I first met John Oswald as a fellow musician in Toronto’s new music, improv, and modern dance scenes of the 1970s; we co-launched Musicworks in 1978. By his own account, he began mashing up appropriated music on a home tape recorder as a teen. Since then, he’s explored and systematically developed mediated ways to make music of intellectual rigour, humour, musical elegance, and power.
 
With parallels to sound collage and musical montage, Oswald is best known for the genre of music he coined: plunderphonics. Beneath the surface cleverness, technical adroitness, and structural legerdemain of Oswald’s work lies the theme of the metamorphosis of sound and image, akin to what mid-century French situationists called détournement. Many plunderphonics works feel, to me, like an homage to the appropriated original composition, composer, performance, or performer.

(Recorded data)

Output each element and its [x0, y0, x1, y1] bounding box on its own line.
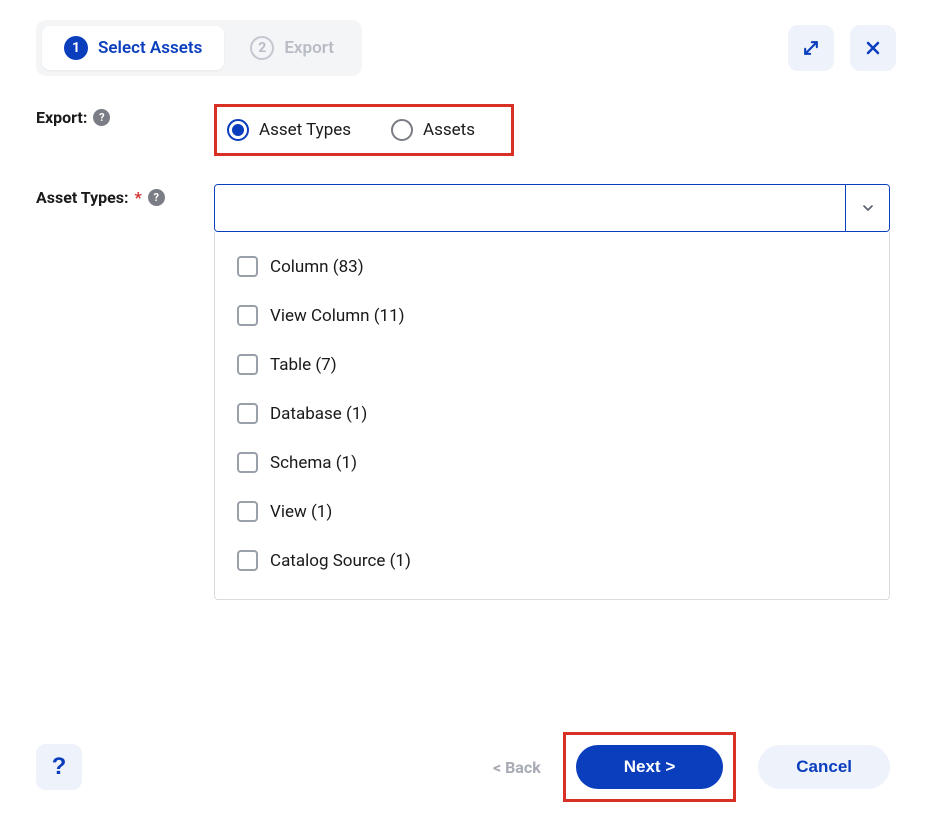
option-label: Catalog Source (1) [270, 551, 411, 571]
chevron-down-icon [860, 200, 876, 216]
checkbox-icon [237, 403, 258, 424]
asset-types-dropdown-panel: Column (83) View Column (11) Table (7) D… [214, 232, 890, 600]
help-icon[interactable]: ? [148, 189, 165, 206]
radio-assets-label: Assets [423, 120, 475, 140]
radio-asset-types-label: Asset Types [259, 120, 351, 140]
footer: ? < Back Next > Cancel [0, 732, 926, 802]
option-label: Schema (1) [270, 453, 357, 473]
option-view-column[interactable]: View Column (11) [215, 291, 889, 340]
option-catalog-source[interactable]: Catalog Source (1) [215, 536, 889, 585]
wizard-header: 1 Select Assets 2 Export [0, 0, 926, 86]
option-label: View Column (11) [270, 306, 405, 326]
radio-checked-icon [227, 119, 249, 141]
help-icon[interactable]: ? [93, 109, 110, 126]
option-table[interactable]: Table (7) [215, 340, 889, 389]
back-button: < Back [493, 758, 541, 777]
option-label: View (1) [270, 502, 332, 522]
step-1-label: Select Assets [98, 38, 202, 58]
step-2-label: Export [284, 38, 334, 58]
radio-assets[interactable]: Assets [391, 119, 475, 141]
step-export[interactable]: 2 Export [228, 26, 356, 70]
asset-types-field: Column (83) View Column (11) Table (7) D… [214, 184, 890, 600]
next-button[interactable]: Next > [576, 745, 724, 789]
expand-icon [801, 38, 821, 58]
checkbox-icon [237, 501, 258, 522]
step-select-assets[interactable]: 1 Select Assets [42, 26, 224, 70]
asset-types-label-text: Asset Types: [36, 188, 129, 207]
option-schema[interactable]: Schema (1) [215, 438, 889, 487]
step-2-badge: 2 [250, 36, 274, 60]
header-actions [788, 25, 896, 71]
option-label: Database (1) [270, 404, 367, 424]
export-label: Export: ? [36, 104, 214, 127]
checkbox-icon [237, 550, 258, 571]
close-icon [863, 38, 883, 58]
checkbox-icon [237, 354, 258, 375]
step-1-badge: 1 [64, 36, 88, 60]
radio-unchecked-icon [391, 119, 413, 141]
radio-asset-types[interactable]: Asset Types [227, 119, 351, 141]
export-radio-group: Asset Types Assets [214, 104, 514, 156]
option-label: Column (83) [270, 257, 364, 277]
export-row: Export: ? Asset Types Assets [36, 104, 890, 156]
option-column[interactable]: Column (83) [215, 242, 889, 291]
option-view[interactable]: View (1) [215, 487, 889, 536]
next-highlight: Next > [563, 732, 737, 802]
close-button[interactable] [850, 25, 896, 71]
checkbox-icon [237, 452, 258, 473]
required-mark: * [135, 188, 142, 207]
option-label: Table (7) [270, 355, 337, 375]
checkbox-icon [237, 305, 258, 326]
asset-types-label: Asset Types: * ? [36, 184, 214, 207]
steps-container: 1 Select Assets 2 Export [36, 20, 362, 76]
option-database[interactable]: Database (1) [215, 389, 889, 438]
checkbox-icon [237, 256, 258, 277]
dropdown-toggle[interactable] [845, 185, 889, 231]
asset-types-row: Asset Types: * ? Column (83) View Column… [36, 184, 890, 600]
export-label-text: Export: [36, 108, 87, 127]
expand-button[interactable] [788, 25, 834, 71]
asset-types-dropdown[interactable] [214, 184, 890, 232]
cancel-button[interactable]: Cancel [758, 745, 890, 789]
asset-types-input[interactable] [215, 185, 845, 231]
form-area: Export: ? Asset Types Assets Asset Types… [0, 86, 926, 600]
help-button[interactable]: ? [36, 744, 82, 790]
footer-actions: < Back Next > Cancel [493, 732, 890, 802]
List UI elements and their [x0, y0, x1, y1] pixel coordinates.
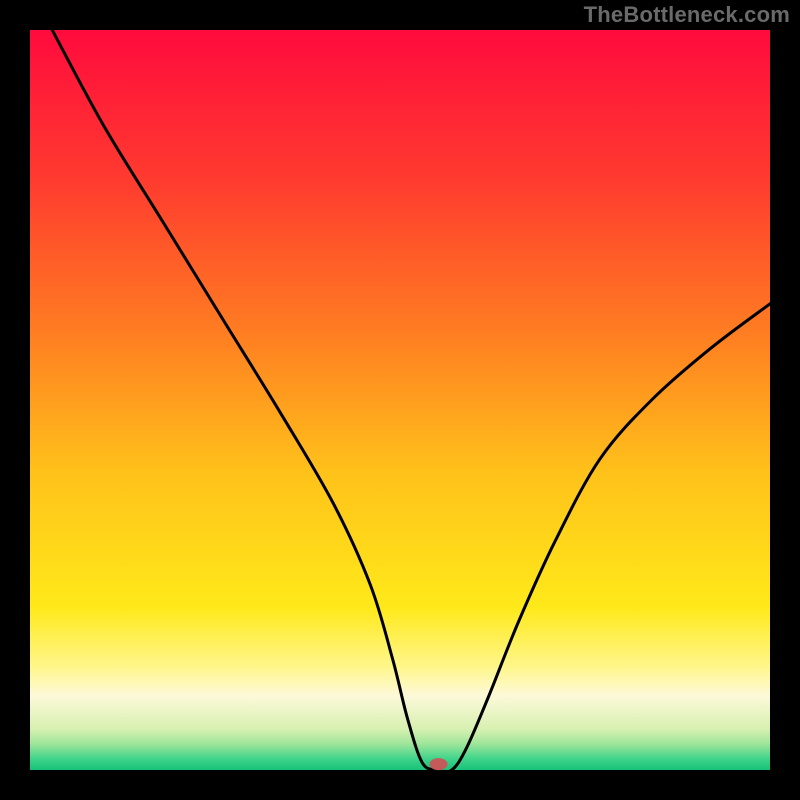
chart-svg [0, 0, 800, 800]
optimal-marker [429, 758, 447, 770]
chart-frame: TheBottleneck.com [0, 0, 800, 800]
watermark-text: TheBottleneck.com [584, 2, 790, 28]
gradient-background [30, 30, 770, 770]
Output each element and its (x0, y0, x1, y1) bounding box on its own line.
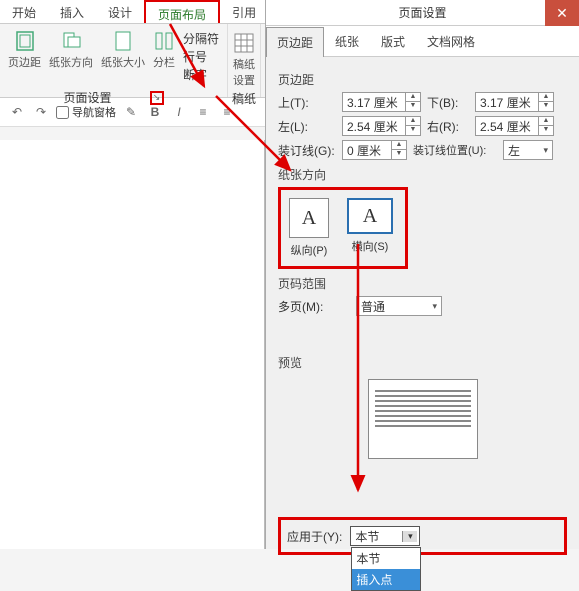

Task set
1. Write out the passage of the text on John Oswald between "I first met" and "elegance, and power.", inclusive.
2. In the recorded data rows between the lines holding "option-label: Catalog Source" and "option-column[interactable]: Column (83)", inclusive, switch "checkbox-icon" to "checkbox-glyph". Give back only those lines, with everything else unchanged.

The replies
1.
I first met John Oswald as a fellow musician in Toronto’s new music, improv, and modern dance scenes of the 1970s; we co-launched Musicworks in 1978. By his own account, he began mashing up appropriated music on a home tape recorder as a teen. Since then, he’s explored and systematically developed mediated ways to make music of intellectual rigour, humour, musical elegance, and power.

2.
option-label: Catalog Source (1) [270, 551, 411, 571]
chevron-down-icon [860, 200, 876, 216]
checkbox-glyph [237, 403, 258, 424]
asset-types-dropdown-panel: Column (83) View Column (11) Table (7) D… [214, 232, 890, 600]
help-icon[interactable]: ? [148, 189, 165, 206]
radio-assets-label: Assets [423, 120, 475, 140]
radio-asset-types-label: Asset Types [259, 120, 351, 140]
footer: ? < Back Next > Cancel [0, 732, 926, 802]
option-label: Schema (1) [270, 453, 357, 473]
option-view-column[interactable]: View Column (11) [215, 291, 889, 340]
option-catalog-source[interactable]: Catalog Source (1) [215, 536, 889, 585]
wizard-header: 1 Select Assets 2 Export [0, 0, 926, 86]
option-label: View Column (11) [270, 306, 405, 326]
radio-checked-icon [227, 119, 249, 141]
help-icon[interactable]: ? [93, 109, 110, 126]
option-table[interactable]: Table (7) [215, 340, 889, 389]
back-button: < Back [493, 758, 541, 777]
option-label: View (1) [270, 502, 332, 522]
step-1-label: Select Assets [98, 38, 202, 58]
step-2-label: Export [284, 38, 334, 58]
radio-assets[interactable]: Assets [391, 119, 475, 141]
step-export[interactable]: 2 Export [228, 26, 356, 70]
asset-types-field: Column (83) View Column (11) Table (7) D… [214, 184, 890, 600]
next-button[interactable]: Next > [576, 745, 724, 789]
expand-icon [801, 38, 821, 58]
checkbox-glyph [237, 501, 258, 522]
step-select-assets[interactable]: 1 Select Assets [42, 26, 224, 70]
asset-types-label-text: Asset Types: [36, 188, 129, 207]
option-schema[interactable]: Schema (1) [215, 438, 889, 487]
step-2-badge: 2 [250, 36, 274, 60]
header-actions [788, 25, 896, 71]
option-label: Database (1) [270, 404, 367, 424]
export-label: Export: ? [36, 104, 214, 127]
checkbox-glyph [237, 550, 258, 571]
close-icon [863, 38, 883, 58]
checkbox-glyph [237, 354, 258, 375]
step-1-badge: 1 [64, 36, 88, 60]
radio-unchecked-icon [391, 119, 413, 141]
radio-asset-types[interactable]: Asset Types [227, 119, 351, 141]
export-radio-group: Asset Types Assets [214, 104, 514, 156]
option-label: Column (83) [270, 257, 364, 277]
export-row: Export: ? Asset Types Assets [36, 104, 890, 156]
option-column[interactable]: Column (83) [215, 242, 889, 291]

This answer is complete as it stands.